Wherever the word "prendre" shows up in a line, please copy that line.
** start Provided entries **
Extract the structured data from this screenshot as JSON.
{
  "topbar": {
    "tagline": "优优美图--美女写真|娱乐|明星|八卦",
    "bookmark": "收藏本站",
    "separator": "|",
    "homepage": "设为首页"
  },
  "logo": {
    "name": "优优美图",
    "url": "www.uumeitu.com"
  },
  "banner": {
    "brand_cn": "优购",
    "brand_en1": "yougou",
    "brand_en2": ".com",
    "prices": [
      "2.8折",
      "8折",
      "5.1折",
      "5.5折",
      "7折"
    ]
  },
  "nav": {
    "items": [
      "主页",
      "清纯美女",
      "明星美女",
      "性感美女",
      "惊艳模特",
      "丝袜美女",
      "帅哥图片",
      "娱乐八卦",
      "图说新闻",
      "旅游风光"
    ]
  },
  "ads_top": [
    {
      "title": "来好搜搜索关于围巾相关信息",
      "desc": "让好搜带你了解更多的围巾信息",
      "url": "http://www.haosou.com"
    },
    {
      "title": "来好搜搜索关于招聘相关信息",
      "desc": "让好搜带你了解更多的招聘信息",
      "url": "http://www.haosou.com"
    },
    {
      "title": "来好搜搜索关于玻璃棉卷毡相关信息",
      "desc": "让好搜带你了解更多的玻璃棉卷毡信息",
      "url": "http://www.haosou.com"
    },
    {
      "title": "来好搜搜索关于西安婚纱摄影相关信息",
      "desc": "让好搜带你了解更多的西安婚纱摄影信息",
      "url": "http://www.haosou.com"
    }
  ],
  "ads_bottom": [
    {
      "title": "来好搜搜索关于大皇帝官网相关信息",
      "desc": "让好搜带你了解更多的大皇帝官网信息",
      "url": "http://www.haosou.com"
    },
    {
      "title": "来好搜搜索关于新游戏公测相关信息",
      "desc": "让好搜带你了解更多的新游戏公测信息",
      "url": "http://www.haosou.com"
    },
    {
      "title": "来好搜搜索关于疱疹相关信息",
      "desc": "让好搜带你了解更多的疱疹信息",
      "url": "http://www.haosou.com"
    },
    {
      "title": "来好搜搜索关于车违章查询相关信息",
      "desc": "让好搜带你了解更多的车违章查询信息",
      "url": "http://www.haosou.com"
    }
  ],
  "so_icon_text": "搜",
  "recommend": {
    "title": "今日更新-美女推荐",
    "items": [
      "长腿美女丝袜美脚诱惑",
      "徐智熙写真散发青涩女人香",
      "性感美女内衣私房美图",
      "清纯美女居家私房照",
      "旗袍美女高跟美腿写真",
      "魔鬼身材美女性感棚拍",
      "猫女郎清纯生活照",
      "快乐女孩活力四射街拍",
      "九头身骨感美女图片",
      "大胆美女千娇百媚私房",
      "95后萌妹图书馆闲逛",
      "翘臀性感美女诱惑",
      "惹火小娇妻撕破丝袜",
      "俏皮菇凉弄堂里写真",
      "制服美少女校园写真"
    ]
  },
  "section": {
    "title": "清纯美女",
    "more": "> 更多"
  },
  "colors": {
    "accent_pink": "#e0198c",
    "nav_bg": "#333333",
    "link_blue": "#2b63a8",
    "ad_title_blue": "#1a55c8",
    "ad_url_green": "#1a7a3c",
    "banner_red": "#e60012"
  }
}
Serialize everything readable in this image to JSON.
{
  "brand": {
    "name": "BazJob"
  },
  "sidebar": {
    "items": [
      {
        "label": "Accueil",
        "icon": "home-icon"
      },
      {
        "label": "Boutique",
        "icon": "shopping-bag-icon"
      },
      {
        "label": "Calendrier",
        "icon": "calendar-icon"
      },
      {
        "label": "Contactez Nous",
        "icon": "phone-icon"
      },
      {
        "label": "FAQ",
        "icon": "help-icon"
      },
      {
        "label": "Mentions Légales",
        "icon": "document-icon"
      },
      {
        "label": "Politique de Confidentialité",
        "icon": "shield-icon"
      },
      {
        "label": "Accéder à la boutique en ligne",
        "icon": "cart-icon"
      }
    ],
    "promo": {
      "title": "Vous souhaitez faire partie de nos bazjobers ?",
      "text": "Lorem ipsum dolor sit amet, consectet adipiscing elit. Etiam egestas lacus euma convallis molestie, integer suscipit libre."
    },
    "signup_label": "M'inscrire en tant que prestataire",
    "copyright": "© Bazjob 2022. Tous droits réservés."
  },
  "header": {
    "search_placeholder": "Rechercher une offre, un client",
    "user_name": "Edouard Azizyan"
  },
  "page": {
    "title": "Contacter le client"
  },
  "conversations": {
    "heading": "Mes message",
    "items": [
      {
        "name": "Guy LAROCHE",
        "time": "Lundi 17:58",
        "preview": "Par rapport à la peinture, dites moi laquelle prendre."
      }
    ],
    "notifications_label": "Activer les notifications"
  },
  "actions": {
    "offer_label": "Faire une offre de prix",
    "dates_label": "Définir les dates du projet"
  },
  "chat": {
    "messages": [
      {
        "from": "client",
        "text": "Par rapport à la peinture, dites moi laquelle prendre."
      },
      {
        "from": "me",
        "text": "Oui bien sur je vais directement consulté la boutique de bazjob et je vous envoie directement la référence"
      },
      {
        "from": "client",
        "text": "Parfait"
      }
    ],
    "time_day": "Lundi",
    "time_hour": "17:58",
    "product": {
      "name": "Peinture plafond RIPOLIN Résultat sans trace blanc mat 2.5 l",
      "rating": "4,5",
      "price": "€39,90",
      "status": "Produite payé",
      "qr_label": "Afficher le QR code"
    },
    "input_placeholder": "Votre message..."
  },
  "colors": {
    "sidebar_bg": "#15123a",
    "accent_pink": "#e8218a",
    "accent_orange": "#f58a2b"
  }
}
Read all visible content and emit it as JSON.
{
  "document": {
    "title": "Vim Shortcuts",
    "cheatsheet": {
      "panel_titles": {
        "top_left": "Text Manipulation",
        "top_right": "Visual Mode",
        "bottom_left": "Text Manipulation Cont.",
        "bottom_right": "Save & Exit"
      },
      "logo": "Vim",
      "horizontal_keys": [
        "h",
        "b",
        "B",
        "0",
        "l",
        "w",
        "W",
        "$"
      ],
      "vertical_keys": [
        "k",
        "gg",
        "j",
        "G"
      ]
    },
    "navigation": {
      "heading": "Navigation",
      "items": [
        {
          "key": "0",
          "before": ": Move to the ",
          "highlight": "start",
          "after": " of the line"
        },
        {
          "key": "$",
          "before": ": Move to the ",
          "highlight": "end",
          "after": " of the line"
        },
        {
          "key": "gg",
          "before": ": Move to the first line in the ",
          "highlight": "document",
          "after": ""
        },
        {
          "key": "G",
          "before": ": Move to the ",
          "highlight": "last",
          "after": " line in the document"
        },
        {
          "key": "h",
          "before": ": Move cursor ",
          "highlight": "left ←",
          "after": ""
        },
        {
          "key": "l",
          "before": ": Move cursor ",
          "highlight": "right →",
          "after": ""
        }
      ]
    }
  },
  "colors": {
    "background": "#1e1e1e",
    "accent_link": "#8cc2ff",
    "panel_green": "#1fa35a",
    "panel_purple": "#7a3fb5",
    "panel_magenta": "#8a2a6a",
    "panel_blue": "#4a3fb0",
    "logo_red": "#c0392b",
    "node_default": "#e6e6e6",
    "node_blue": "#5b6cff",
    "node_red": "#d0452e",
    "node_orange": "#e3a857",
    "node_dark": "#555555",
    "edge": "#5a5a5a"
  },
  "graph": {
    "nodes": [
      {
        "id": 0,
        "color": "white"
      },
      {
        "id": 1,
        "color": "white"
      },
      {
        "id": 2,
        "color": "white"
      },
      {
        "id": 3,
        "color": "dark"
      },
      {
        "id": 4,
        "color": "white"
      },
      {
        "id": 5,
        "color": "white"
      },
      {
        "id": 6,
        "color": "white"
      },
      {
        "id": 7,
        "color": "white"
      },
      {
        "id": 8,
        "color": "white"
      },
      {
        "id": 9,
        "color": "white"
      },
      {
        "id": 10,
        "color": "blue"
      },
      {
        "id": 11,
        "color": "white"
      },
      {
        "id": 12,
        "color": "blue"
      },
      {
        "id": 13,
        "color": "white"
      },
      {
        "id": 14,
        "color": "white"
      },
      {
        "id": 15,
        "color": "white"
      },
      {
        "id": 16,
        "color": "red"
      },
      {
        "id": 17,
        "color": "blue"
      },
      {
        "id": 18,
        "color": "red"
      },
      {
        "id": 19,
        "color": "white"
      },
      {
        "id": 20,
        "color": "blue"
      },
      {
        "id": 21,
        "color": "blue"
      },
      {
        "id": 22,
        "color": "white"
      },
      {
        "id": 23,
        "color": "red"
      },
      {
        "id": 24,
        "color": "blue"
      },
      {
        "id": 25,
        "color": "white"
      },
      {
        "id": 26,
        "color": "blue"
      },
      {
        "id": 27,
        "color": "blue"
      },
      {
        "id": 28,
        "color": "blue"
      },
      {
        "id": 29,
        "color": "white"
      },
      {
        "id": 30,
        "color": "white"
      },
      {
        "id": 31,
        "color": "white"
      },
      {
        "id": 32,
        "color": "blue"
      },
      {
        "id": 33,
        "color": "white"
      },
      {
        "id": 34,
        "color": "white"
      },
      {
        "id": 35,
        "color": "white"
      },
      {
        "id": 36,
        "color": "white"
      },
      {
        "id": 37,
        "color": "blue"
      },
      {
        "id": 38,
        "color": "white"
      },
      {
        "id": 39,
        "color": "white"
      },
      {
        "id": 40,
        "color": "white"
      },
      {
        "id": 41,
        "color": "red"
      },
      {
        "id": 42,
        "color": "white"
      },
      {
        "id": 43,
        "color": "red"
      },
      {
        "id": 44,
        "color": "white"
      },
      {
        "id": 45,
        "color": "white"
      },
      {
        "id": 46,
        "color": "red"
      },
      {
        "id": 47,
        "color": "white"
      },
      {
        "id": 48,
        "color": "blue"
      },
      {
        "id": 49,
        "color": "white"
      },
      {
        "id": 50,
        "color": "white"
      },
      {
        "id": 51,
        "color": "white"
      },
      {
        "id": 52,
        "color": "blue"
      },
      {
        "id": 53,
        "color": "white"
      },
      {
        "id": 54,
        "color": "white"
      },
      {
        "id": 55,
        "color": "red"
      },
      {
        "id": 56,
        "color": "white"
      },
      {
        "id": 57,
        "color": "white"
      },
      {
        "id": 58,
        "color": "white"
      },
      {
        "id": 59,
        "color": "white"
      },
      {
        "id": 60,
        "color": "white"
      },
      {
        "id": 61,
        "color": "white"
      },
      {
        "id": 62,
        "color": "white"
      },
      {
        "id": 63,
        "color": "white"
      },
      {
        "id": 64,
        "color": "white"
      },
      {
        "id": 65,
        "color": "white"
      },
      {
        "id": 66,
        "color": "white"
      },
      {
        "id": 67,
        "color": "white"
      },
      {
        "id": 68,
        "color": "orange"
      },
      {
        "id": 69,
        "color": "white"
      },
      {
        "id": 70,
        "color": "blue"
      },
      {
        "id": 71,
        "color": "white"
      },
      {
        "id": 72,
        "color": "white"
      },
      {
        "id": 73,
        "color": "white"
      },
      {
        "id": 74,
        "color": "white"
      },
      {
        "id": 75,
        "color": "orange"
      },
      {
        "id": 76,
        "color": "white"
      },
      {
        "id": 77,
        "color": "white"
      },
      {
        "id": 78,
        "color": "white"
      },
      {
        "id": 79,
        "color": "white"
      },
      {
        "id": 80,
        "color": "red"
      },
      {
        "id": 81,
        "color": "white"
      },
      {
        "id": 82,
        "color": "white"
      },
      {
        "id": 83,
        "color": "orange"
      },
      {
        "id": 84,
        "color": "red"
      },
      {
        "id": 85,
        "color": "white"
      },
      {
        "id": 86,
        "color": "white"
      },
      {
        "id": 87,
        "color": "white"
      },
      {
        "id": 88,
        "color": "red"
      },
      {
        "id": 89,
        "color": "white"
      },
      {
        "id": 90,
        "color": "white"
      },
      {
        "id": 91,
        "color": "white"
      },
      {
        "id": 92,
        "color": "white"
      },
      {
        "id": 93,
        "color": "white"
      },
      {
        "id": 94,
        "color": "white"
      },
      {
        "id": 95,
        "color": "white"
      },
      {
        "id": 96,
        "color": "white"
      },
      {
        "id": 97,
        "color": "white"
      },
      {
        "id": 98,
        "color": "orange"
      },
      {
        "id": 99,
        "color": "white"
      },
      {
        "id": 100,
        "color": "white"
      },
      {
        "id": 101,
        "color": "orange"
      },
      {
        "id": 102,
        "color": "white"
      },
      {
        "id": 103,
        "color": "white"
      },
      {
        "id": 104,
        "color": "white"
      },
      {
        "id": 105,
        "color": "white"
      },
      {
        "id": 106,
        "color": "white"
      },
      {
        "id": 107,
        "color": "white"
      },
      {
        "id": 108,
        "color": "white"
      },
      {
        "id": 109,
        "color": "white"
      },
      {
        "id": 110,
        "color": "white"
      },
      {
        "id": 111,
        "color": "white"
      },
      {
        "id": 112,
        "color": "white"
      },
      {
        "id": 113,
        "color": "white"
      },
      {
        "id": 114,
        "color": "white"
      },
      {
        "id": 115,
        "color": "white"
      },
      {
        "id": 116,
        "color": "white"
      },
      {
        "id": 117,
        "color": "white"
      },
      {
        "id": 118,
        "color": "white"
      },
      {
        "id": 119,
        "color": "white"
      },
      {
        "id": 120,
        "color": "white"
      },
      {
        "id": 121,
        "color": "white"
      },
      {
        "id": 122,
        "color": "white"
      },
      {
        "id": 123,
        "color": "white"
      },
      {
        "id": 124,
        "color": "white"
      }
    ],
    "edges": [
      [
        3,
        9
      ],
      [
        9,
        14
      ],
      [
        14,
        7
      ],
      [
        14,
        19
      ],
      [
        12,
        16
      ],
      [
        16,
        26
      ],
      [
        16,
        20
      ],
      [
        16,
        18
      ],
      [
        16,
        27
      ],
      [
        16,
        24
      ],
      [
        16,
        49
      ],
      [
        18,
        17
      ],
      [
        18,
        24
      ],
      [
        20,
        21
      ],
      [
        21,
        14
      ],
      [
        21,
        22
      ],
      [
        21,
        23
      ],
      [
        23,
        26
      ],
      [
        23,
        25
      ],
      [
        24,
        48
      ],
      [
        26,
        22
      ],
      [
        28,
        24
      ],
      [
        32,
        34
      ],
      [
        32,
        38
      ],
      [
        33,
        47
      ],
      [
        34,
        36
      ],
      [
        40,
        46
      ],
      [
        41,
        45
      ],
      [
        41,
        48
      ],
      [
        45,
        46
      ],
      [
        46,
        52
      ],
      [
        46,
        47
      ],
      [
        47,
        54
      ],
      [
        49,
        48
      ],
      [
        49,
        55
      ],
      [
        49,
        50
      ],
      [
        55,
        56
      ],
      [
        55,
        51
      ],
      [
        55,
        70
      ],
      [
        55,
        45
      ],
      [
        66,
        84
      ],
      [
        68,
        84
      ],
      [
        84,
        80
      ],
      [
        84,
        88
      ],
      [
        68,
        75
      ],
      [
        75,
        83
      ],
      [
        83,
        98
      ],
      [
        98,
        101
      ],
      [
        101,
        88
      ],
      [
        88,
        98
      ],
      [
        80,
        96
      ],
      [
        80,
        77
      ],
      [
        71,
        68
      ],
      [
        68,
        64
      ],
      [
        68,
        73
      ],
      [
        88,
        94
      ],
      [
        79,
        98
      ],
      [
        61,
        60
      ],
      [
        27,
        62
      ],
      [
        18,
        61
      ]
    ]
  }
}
** end Provided entries **
▶ _Response for this exercise_:
        "preview": "Par rapport à la peinture, dites moi laquelle prendre."
        "text": "Par rapport à la peinture, dites moi laquelle prendre."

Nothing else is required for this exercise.